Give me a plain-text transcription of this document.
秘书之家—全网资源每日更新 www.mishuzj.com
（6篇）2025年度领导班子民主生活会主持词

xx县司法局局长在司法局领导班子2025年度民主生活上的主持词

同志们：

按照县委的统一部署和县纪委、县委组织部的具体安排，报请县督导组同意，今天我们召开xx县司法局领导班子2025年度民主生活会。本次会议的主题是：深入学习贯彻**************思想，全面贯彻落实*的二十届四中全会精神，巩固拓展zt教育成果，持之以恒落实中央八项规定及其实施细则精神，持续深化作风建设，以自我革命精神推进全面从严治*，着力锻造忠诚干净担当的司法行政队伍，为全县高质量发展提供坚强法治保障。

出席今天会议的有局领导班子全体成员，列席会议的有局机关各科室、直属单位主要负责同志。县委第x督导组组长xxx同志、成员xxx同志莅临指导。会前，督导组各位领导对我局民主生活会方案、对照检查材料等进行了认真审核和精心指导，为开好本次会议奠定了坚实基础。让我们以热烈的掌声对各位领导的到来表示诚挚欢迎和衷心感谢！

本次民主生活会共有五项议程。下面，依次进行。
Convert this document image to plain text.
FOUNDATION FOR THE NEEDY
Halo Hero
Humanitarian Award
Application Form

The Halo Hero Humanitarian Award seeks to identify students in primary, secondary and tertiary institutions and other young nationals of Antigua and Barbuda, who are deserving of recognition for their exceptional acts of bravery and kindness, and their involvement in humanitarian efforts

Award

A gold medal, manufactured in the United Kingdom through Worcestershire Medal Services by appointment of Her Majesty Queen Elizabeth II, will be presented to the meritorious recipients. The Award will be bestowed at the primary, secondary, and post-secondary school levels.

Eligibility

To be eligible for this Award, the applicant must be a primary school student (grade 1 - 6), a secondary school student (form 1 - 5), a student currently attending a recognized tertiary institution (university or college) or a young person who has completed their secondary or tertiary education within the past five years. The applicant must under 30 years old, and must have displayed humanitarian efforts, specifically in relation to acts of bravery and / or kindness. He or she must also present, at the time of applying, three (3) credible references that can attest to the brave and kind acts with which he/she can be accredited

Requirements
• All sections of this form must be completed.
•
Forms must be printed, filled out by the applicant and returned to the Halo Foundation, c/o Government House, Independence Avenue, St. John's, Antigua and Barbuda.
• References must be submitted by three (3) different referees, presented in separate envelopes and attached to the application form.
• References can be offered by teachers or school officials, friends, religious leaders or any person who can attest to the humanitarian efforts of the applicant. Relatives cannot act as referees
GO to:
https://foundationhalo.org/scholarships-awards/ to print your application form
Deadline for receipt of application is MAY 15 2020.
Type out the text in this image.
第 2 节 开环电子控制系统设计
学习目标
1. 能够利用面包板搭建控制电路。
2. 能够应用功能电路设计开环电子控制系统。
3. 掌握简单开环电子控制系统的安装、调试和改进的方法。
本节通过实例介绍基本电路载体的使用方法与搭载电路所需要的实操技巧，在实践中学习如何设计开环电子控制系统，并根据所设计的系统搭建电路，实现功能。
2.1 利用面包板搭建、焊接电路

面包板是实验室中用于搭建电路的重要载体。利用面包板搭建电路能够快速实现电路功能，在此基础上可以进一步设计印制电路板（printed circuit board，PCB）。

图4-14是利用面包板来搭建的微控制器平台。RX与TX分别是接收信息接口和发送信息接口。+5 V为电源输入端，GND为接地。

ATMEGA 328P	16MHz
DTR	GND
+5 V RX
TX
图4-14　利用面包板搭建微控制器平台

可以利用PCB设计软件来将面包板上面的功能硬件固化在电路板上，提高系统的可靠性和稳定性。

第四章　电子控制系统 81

--

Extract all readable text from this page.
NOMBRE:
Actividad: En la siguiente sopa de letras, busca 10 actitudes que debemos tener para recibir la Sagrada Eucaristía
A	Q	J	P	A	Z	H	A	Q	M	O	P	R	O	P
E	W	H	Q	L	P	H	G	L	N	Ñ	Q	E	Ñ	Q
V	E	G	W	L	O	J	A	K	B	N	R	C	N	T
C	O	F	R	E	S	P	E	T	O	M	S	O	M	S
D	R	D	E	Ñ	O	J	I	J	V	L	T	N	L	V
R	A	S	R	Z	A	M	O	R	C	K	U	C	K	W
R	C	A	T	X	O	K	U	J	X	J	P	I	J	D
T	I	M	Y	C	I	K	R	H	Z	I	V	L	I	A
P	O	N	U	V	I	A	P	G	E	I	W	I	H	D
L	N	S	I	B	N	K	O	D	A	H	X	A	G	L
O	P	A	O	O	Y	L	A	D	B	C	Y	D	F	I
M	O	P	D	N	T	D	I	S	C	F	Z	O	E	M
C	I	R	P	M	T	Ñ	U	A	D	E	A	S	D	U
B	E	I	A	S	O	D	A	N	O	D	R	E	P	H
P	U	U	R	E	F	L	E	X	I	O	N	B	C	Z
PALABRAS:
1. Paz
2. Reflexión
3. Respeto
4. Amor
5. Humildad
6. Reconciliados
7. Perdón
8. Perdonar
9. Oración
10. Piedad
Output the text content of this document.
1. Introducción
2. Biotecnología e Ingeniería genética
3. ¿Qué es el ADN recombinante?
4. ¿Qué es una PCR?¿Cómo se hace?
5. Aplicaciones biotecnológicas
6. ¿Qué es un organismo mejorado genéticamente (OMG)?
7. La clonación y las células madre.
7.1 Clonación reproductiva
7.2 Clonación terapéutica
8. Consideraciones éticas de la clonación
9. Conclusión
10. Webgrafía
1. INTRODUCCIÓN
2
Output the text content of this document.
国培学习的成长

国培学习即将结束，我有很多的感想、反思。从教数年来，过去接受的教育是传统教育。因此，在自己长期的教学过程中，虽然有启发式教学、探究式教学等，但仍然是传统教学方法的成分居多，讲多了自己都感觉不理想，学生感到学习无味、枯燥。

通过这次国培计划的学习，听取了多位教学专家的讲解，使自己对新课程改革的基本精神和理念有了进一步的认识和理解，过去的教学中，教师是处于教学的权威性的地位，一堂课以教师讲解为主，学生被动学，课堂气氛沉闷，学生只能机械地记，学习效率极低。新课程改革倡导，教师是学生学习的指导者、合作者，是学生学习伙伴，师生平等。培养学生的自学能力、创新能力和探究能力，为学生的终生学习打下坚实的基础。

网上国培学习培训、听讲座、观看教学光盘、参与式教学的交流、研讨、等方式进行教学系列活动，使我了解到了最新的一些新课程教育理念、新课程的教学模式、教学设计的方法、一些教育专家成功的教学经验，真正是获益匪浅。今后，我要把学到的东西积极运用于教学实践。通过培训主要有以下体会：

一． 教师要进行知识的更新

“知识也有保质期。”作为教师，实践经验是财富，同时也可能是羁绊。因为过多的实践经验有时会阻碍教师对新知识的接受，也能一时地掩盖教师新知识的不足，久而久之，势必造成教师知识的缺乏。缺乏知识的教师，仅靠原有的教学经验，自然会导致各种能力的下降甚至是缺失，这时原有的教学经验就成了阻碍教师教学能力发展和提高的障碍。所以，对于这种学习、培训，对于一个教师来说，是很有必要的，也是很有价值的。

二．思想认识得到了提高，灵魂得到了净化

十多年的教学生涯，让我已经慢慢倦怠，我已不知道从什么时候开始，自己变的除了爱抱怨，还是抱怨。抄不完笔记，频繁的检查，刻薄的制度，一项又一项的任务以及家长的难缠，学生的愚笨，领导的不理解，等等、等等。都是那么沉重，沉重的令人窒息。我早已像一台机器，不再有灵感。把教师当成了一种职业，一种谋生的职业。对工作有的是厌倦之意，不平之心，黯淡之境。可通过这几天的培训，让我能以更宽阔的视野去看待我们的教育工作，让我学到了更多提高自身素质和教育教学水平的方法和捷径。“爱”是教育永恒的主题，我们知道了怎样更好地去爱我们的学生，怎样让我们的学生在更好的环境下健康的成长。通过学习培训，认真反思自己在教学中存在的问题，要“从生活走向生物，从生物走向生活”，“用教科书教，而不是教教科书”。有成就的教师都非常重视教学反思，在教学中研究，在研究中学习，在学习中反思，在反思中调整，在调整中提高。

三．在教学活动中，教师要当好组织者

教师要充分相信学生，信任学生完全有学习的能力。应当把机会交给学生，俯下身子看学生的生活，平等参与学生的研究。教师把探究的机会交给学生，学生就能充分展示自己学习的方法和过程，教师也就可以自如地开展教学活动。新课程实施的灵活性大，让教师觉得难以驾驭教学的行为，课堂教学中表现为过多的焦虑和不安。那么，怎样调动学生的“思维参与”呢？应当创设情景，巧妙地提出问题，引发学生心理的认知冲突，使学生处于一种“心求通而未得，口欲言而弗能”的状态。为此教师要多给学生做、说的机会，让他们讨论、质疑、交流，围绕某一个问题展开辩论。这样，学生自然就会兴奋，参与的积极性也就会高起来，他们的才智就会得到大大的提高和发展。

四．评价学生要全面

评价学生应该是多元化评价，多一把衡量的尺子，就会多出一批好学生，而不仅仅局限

--

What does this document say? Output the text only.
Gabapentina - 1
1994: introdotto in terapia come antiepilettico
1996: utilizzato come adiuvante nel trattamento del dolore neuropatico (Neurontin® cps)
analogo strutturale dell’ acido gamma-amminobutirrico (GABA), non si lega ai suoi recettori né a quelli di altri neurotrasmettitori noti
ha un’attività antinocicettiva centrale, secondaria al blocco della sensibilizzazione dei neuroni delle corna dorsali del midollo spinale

--

**Your task**
Pick out all lines containing the string "Hero".

**Exercise response**
Halo Hero
The Halo Hero Humanitarian Award seeks to identify students in primary, secondary and tertiary institutions and other young nationals of Antigua and Barbuda, who are deserving of recognition for their exceptional acts of bravery and kindness, and their involvement in humanitarian efforts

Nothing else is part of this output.